Extract the text of each entry below exactly, leaving every image behind.
---------- Entries provided ----------
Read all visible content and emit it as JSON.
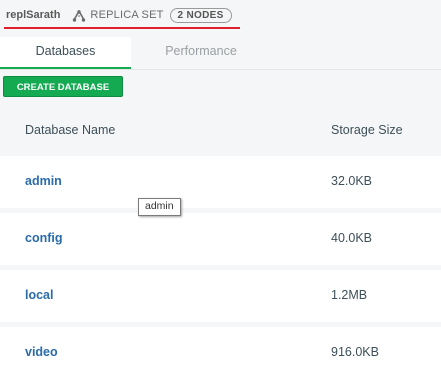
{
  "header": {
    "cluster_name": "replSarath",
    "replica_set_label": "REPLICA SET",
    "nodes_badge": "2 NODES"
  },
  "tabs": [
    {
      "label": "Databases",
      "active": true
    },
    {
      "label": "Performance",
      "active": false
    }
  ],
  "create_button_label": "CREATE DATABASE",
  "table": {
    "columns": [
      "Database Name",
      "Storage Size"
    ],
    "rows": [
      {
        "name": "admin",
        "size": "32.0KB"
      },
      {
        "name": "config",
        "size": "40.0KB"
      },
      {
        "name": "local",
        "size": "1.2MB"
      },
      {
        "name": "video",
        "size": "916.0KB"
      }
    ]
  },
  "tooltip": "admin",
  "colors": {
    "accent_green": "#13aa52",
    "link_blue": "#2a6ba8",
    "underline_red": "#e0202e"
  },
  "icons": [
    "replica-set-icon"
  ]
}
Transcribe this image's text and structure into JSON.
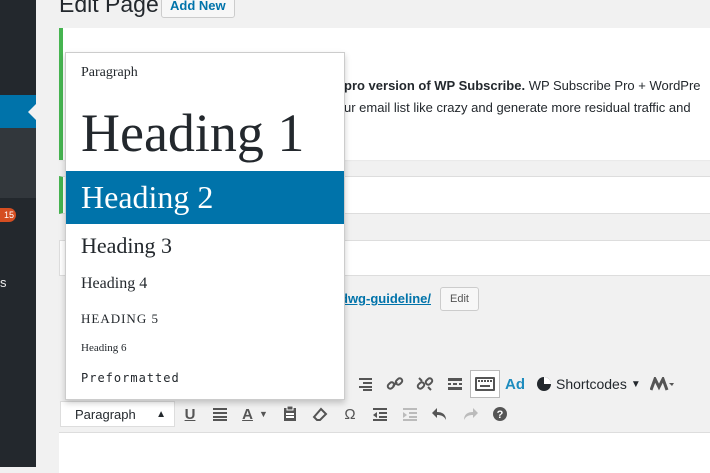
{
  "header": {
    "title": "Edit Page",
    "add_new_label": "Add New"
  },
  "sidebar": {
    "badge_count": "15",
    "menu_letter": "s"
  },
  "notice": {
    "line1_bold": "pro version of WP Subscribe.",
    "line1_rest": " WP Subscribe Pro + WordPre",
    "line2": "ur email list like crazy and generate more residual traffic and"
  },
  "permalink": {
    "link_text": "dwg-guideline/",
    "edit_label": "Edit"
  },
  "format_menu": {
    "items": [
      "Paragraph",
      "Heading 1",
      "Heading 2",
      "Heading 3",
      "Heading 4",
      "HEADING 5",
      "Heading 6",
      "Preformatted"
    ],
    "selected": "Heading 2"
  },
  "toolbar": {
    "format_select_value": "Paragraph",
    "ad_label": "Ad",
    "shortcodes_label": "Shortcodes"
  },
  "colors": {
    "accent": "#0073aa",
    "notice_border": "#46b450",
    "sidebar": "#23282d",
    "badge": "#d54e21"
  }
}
----------
_Solution to the exercise_
Read all visible content and emit it as JSON.
{
  "header": {
    "cluster_name": "replSarath",
    "replica_set_label": "REPLICA SET",
    "nodes_badge": "2 NODES"
  },
  "tabs": [
    {
      "label": "Databases",
      "active": true
    },
    {
      "label": "Performance",
      "active": false
    }
  ],
  "create_button_label": "CREATE DATABASE",
  "table": {
    "columns": [
      "Database Name",
      "Storage Size"
    ],
    "rows": [
      {
        "name": "admin",
        "size": "32.0KB"
      },
      {
        "name": "config",
        "size": "40.0KB"
      },
      {
        "name": "local",
        "size": "1.2MB"
      },
      {
        "name": "video",
        "size": "916.0KB"
      }
    ]
  },
  "tooltip": "admin",
  "colors": {
    "accent_green": "#13aa52",
    "link_blue": "#2a6ba8",
    "underline_red": "#e0202e"
  },
  "icons": [
    "replica-set-icon"
  ]
}
Transcribe this image's text and structure into JSON.
{
  "header": {
    "title": "Edit Page",
    "add_new_label": "Add New"
  },
  "sidebar": {
    "badge_count": "15",
    "menu_letter": "s"
  },
  "notice": {
    "line1_bold": "pro version of WP Subscribe.",
    "line1_rest": " WP Subscribe Pro + WordPre",
    "line2": "ur email list like crazy and generate more residual traffic and"
  },
  "permalink": {
    "link_text": "dwg-guideline/",
    "edit_label": "Edit"
  },
  "format_menu": {
    "items": [
      "Paragraph",
      "Heading 1",
      "Heading 2",
      "Heading 3",
      "Heading 4",
      "HEADING 5",
      "Heading 6",
      "Preformatted"
    ],
    "selected": "Heading 2"
  },
  "toolbar": {
    "format_select_value": "Paragraph",
    "ad_label": "Ad",
    "shortcodes_label": "Shortcodes"
  },
  "colors": {
    "accent": "#0073aa",
    "notice_border": "#46b450",
    "sidebar": "#23282d",
    "badge": "#d54e21"
  }
}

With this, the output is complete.